Exercise –
Would you output the whole listing below, exactly as it reads?

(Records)
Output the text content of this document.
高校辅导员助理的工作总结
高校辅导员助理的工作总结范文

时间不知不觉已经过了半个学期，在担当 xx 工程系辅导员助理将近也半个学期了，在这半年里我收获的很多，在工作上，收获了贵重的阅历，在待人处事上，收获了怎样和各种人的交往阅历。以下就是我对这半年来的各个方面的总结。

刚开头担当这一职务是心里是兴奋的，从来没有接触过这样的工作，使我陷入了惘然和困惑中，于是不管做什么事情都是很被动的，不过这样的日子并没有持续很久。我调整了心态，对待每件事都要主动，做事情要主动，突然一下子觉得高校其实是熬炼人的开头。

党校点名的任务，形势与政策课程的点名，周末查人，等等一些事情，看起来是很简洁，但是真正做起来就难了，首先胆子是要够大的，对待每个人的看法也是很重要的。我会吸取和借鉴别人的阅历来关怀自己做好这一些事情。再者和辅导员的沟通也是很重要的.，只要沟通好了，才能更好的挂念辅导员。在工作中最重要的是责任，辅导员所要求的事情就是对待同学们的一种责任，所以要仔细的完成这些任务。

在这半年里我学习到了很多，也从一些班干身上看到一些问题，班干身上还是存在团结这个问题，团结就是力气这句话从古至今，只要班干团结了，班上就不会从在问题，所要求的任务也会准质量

Finished exercise –
Output the text content of this document.
高校辅导员助理的工作总结
高校辅导员助理的工作总结范文

时间不知不觉已经过了半个学期，在担当 xx 工程系辅导员助理将近也半个学期了，在这半年里我收获的很多，在工作上，收获了贵重的阅历，在待人处事上，收获了怎样和各种人的交往阅历。以下就是我对这半年来的各个方面的总结。

刚开头担当这一职务是心里是兴奋的，从来没有接触过这样的工作，使我陷入了惘然和困惑中，于是不管做什么事情都是很被动的，不过这样的日子并没有持续很久。我调整了心态，对待每件事都要主动，做事情要主动，突然一下子觉得高校其实是熬炼人的开头。

党校点名的任务，形势与政策课程的点名，周末查人，等等一些事情，看起来是很简洁，但是真正做起来就难了，首先胆子是要够大的，对待每个人的看法也是很重要的。我会吸取和借鉴别人的阅历来关怀自己做好这一些事情。再者和辅导员的沟通也是很重要的.，只要沟通好了，才能更好的挂念辅导员。在工作中最重要的是责任，辅导员所要求的事情就是对待同学们的一种责任，所以要仔细的完成这些任务。

在这半年里我学习到了很多，也从一些班干身上看到一些问题，班干身上还是存在团结这个问题，团结就是力气这句话从古至今，只要班干团结了，班上就不会从在问题，所要求的任务也会准质量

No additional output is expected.